TASK BRIEF » Check each line of the material below for "образа", then copy the ones that contain it.

RECORDS SHOWN »

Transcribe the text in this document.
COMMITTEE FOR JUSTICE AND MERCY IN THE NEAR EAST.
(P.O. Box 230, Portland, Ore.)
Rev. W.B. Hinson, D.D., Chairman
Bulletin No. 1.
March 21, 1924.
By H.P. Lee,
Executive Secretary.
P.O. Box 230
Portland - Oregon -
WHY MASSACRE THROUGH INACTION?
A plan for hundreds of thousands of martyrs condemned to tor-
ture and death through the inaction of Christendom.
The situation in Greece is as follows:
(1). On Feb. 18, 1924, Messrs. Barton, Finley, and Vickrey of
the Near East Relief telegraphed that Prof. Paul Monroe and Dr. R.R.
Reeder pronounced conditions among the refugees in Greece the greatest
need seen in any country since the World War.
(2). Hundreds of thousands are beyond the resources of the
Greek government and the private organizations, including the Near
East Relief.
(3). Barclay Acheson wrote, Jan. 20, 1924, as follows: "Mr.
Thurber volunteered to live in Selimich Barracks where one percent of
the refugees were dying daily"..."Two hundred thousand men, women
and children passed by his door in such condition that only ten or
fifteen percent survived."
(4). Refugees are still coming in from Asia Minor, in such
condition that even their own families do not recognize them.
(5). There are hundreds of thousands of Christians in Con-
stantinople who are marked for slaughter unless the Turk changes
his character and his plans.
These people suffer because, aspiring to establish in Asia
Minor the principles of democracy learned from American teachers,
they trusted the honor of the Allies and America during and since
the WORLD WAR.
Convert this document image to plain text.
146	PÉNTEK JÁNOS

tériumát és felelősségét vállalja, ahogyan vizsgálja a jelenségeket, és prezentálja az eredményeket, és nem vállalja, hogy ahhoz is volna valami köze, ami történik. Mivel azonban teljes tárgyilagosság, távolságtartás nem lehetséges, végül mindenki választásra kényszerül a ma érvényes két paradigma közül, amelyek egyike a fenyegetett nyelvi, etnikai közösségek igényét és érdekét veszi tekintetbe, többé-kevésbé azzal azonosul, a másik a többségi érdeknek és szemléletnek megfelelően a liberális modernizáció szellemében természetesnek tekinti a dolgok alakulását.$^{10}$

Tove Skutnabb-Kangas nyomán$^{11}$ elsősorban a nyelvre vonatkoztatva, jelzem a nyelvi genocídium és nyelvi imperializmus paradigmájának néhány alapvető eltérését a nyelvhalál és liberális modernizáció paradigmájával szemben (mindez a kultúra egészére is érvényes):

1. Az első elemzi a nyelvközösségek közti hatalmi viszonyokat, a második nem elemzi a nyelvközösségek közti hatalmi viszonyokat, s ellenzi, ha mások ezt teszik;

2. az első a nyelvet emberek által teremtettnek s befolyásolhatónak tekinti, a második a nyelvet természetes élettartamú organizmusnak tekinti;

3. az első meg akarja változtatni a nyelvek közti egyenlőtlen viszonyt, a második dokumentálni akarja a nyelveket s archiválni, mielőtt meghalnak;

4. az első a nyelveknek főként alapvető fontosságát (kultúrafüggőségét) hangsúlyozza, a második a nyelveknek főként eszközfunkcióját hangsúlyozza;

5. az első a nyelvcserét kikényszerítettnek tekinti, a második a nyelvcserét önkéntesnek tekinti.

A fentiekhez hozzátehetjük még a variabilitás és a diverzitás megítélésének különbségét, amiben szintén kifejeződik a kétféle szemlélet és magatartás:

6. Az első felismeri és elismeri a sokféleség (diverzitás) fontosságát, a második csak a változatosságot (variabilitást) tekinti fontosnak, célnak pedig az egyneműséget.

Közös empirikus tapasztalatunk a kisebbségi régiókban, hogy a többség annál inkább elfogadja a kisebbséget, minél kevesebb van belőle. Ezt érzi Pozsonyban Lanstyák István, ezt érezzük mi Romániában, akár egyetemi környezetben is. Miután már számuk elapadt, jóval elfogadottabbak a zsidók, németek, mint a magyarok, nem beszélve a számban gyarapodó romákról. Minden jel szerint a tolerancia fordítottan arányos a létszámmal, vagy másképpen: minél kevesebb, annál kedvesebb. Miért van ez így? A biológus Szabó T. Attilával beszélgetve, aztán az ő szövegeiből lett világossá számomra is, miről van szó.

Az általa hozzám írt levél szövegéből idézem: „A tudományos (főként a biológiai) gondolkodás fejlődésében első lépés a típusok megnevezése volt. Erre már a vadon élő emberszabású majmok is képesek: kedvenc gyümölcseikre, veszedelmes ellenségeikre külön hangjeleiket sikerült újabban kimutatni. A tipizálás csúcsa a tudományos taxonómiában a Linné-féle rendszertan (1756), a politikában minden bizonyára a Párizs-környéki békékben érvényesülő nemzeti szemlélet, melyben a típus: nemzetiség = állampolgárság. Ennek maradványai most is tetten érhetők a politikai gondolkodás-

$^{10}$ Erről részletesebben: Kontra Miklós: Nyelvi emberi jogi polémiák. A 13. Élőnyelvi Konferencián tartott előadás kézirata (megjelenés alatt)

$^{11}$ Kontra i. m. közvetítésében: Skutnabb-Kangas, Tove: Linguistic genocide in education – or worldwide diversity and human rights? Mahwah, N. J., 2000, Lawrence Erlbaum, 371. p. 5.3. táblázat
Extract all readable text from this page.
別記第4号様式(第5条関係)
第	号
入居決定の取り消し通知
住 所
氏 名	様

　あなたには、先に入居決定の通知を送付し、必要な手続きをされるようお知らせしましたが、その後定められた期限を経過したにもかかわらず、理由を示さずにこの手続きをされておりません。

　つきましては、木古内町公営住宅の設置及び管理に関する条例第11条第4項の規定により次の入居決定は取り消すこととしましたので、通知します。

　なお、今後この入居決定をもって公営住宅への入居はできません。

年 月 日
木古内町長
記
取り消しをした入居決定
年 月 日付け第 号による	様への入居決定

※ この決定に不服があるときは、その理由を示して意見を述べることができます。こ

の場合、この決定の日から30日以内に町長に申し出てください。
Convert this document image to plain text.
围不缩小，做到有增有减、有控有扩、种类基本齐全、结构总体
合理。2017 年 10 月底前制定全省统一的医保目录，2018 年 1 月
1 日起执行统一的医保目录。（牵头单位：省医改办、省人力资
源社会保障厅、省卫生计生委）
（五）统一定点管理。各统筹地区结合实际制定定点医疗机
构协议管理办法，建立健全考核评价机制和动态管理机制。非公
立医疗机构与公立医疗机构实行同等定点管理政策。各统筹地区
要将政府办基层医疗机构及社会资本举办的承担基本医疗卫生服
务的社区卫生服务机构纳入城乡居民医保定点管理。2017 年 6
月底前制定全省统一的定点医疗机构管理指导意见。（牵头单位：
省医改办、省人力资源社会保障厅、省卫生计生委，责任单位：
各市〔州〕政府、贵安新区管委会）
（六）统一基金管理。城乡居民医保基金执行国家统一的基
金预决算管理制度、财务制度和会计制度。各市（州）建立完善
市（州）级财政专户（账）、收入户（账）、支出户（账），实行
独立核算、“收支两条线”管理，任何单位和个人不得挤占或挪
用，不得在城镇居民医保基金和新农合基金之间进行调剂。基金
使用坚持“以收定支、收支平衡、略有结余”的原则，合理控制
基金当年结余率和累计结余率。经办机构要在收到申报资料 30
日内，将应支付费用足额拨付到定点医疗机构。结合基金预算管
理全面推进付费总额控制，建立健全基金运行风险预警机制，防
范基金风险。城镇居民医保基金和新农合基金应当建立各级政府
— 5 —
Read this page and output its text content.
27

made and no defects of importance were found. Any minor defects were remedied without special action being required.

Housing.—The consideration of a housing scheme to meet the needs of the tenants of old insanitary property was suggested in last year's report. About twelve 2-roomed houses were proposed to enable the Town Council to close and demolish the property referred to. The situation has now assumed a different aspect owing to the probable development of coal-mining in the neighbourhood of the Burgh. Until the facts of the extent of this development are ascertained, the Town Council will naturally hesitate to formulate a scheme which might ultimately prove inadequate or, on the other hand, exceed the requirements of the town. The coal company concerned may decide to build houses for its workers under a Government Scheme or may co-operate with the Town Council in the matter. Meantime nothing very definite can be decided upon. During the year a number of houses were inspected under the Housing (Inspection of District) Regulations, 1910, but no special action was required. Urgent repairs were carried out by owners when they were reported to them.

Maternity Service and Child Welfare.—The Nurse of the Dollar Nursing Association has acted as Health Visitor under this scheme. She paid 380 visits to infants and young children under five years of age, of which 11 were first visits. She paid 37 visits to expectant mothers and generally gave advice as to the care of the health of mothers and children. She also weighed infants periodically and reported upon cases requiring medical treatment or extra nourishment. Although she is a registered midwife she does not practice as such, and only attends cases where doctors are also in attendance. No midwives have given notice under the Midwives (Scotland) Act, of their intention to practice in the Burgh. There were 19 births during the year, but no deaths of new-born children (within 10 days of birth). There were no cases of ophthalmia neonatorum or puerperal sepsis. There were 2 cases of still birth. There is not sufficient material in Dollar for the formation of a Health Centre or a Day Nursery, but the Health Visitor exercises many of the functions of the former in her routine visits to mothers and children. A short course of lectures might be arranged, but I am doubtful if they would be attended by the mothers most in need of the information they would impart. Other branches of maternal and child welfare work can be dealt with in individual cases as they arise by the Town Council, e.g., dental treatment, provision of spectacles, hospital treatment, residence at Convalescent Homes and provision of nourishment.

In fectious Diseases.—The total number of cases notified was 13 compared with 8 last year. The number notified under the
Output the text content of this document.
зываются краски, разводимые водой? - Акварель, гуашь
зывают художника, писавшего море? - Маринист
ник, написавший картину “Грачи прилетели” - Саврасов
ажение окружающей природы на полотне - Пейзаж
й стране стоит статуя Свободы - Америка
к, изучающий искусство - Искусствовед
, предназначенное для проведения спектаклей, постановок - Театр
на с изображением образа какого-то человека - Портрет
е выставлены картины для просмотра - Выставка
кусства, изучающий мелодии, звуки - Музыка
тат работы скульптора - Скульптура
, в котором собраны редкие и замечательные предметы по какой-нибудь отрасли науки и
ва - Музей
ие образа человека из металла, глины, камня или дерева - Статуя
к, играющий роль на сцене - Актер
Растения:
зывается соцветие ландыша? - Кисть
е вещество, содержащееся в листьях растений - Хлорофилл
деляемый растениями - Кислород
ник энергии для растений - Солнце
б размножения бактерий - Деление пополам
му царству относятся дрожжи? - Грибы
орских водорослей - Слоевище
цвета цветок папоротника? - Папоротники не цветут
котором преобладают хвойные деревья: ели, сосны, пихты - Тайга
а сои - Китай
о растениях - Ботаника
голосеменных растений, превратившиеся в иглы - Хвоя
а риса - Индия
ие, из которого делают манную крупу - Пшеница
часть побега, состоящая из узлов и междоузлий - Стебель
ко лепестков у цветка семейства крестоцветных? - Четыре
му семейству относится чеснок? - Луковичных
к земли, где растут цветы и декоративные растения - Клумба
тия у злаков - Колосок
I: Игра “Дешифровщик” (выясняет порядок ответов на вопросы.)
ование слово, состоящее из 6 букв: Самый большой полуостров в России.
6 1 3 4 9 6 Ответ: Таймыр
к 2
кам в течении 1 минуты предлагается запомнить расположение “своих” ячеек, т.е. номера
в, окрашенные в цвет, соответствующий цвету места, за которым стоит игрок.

SOLUTION TO THE EXERCISE »
на с изображением образа какого-то человека - Портрет
ие образа человека из металла, глины, камня или дерева - Статуя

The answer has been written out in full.